[petsc-users] petsc4py help with parallel execution

Ivan Voznyuk ivan.voznyuk.work at gmail.com
Mon Nov 19 06:24:21 CST 2018


Hi guys,

So, I tried to configure petsc with the advised options, make all and make
tests went well.

However at the phase of python3 ./simple_test.py I obtained error after
error related to the import of MKL libraries. Solving them one after
another one, I finished with a critical violation error and abondeneed.

Instead, I reinstalled fully the system and done the following:
1. Install system's openmpi
2. Installed system's OpenBLAS
3. Configured petsc with mpi compilators, download mumps, scalapack, with
complex values
4. Made sure that in parameters there is nothing sequential
And it worked!!

So, thank you colleagues for
1. Helping me with definition of the problem
2. Your advices for solving this problem.

In close future I will try to do the same but with Intel MKL. Cuz
apperently, it may be much faster! And thus it represents a real interest!

So I ll try to do it and share with you!

Thanks,
Ivan

On Fri, Nov 16, 2018, 19:18 Dave May <dave.mayhem23 at gmail.com wrote:

>
>
> On Fri, 16 Nov 2018 at 19:02, Ivan Voznyuk <ivan.voznyuk.work at gmail.com>
> wrote:
>
>> Hi Satish,
>> Thanks for your reply.
>>
>> Bad news... I tested 2 solutions that you proposed, none has worked.
>>
>
> You don't still have
> OMP_NUM_THREADS=1
> set in your environment do you?
>
> Can you print the value of this env variable from within your python code
> and confirm it's not 1
>
>
>
>>
>> 1. --with-blaslapack-dir=/opt/intel/mkl
>> --with-mkl_pardiso-dir=/opt/intel/mkl installed well, without any problems.
>> However, the code is still turning in sequential way.
>> 2. When I changed -lmkl_sequential to -lmkl_intel_thread -liomp, he at
>> first did not find the liomp, so I had to create a symbolic link of libiomp5.so
>> to /lib.

────────────────────────────────────────

**STATED GOAL 1:** In the forum thread, update the part that opens with the words containing "On Fri, Nov" and closes with "none has worked.", replacing "Satish" with "Dave".
**STATED GOAL 2:** According to the forum thread, which two packages were downloaded when petsc was configured in the setup that worked?

**RECORDS SHOWN:**
────────────────────────────────────────

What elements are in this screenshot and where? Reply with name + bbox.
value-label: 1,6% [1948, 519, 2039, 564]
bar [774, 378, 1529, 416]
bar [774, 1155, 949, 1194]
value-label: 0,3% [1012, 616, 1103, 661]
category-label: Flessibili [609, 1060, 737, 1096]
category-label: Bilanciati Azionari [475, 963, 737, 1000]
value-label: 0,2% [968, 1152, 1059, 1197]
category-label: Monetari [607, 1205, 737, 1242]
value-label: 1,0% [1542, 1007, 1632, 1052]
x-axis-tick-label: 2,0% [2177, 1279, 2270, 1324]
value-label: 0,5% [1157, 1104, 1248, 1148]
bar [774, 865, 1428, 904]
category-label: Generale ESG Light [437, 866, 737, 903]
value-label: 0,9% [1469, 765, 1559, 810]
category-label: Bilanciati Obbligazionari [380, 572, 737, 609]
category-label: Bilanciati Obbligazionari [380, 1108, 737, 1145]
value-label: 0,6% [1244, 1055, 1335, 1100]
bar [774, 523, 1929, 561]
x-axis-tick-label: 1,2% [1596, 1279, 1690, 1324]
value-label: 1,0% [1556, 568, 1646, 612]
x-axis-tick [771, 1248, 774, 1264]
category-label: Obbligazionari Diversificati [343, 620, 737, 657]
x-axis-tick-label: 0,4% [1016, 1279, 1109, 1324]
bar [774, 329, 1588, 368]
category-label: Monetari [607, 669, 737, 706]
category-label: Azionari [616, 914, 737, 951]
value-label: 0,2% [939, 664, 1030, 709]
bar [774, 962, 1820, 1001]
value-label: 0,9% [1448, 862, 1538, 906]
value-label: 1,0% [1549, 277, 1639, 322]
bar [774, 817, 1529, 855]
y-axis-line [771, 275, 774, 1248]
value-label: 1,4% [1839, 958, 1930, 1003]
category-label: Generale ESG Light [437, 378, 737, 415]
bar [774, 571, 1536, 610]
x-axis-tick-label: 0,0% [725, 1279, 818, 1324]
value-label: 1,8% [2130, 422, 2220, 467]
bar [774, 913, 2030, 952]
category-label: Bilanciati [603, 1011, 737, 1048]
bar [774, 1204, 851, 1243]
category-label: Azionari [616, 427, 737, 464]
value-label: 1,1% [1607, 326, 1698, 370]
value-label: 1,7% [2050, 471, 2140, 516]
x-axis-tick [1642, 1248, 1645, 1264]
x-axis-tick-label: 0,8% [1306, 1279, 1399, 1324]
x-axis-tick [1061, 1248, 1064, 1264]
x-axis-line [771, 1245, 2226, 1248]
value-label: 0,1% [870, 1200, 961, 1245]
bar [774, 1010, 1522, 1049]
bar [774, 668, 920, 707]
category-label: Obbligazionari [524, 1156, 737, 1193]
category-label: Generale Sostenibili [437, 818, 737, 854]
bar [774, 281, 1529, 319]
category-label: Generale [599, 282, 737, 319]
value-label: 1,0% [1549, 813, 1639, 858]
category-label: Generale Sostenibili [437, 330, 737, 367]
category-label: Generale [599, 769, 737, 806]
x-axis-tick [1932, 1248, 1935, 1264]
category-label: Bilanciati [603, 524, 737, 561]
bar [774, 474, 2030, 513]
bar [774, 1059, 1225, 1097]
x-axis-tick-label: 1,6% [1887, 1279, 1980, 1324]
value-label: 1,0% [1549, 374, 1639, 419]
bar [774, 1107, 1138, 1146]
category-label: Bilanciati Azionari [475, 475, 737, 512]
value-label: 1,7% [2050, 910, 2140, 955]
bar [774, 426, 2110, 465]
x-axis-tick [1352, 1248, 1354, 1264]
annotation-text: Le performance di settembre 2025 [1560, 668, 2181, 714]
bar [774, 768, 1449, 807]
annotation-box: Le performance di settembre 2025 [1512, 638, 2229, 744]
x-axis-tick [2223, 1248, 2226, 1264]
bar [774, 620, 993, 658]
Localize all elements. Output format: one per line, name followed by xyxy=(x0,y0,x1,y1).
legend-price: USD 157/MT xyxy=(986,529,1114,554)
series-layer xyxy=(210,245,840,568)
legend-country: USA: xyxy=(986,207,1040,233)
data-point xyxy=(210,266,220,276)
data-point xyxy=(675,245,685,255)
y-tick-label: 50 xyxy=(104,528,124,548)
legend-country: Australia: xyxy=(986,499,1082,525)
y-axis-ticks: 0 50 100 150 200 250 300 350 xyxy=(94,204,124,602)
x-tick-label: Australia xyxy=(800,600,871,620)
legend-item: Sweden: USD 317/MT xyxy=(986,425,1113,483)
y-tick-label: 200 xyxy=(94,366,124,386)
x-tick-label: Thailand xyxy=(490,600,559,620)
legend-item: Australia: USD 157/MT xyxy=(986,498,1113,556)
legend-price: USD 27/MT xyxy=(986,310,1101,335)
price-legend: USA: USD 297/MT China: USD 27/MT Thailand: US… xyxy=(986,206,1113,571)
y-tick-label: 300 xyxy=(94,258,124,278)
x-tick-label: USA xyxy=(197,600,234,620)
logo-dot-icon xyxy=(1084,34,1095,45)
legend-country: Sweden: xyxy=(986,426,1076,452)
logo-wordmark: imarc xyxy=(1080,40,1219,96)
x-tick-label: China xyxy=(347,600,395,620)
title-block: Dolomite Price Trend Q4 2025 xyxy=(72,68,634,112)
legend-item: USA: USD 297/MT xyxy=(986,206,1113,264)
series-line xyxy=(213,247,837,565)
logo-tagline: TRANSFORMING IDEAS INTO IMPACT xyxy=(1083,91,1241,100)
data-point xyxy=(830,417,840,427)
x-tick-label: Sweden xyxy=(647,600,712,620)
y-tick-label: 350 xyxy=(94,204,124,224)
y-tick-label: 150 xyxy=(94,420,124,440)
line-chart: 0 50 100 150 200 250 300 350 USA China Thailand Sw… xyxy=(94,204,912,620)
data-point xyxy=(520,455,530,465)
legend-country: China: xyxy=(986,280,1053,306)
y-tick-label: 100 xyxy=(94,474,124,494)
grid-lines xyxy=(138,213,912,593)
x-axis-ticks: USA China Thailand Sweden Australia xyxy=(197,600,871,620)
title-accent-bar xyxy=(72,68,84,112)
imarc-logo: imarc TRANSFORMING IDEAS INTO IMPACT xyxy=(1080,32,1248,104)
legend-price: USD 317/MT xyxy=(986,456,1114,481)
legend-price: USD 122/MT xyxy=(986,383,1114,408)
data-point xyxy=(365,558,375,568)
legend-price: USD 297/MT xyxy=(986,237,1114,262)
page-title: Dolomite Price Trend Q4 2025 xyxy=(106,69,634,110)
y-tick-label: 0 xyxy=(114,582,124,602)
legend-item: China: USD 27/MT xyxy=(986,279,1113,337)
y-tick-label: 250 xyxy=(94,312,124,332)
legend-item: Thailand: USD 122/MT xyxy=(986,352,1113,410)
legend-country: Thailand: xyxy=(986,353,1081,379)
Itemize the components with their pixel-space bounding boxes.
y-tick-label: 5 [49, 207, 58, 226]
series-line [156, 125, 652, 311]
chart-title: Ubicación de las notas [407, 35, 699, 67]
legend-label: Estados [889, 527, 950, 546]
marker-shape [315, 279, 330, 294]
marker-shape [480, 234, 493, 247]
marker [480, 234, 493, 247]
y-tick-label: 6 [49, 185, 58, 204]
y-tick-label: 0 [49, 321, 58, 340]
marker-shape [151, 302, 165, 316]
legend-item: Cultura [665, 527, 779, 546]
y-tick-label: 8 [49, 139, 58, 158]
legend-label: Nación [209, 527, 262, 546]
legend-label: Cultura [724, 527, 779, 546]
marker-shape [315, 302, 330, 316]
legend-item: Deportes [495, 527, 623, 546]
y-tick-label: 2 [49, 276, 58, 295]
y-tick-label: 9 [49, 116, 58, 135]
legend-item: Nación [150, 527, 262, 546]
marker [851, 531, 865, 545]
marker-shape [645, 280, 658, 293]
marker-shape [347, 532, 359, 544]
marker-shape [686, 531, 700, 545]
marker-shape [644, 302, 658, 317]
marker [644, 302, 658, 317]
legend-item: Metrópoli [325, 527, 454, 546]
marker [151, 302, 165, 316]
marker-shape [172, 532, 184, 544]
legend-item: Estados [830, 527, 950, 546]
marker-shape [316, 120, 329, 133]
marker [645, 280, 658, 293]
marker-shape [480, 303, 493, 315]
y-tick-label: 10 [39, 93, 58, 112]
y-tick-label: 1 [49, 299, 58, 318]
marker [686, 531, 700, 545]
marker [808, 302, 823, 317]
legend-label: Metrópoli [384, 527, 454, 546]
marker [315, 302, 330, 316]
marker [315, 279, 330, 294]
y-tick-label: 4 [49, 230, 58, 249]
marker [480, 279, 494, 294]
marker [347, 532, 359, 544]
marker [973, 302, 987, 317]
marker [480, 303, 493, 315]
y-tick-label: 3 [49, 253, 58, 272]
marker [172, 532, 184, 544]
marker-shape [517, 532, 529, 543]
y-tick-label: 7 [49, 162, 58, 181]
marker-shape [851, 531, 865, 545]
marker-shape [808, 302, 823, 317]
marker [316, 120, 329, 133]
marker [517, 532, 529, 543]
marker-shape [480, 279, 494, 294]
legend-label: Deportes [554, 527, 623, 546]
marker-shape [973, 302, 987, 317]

────────────────────────────────────────

**FULL RESPONSE 1:**
On Fri, Nov 16, 2018, 19:18 Dave May <dave.mayhem23 at gmail.com wrote:

>
>
> On Fri, 16 Nov 2018 at 19:02, Ivan Voznyuk <ivan.voznyuk.work at gmail.com>
> wrote:
>
>> Hi Dave,
>> Thanks for your reply.
>>
>> Bad news... I tested 2 solutions that you proposed, none has worked.

**FULL RESPONSE 2:** MUMPS and ScaLAPACK.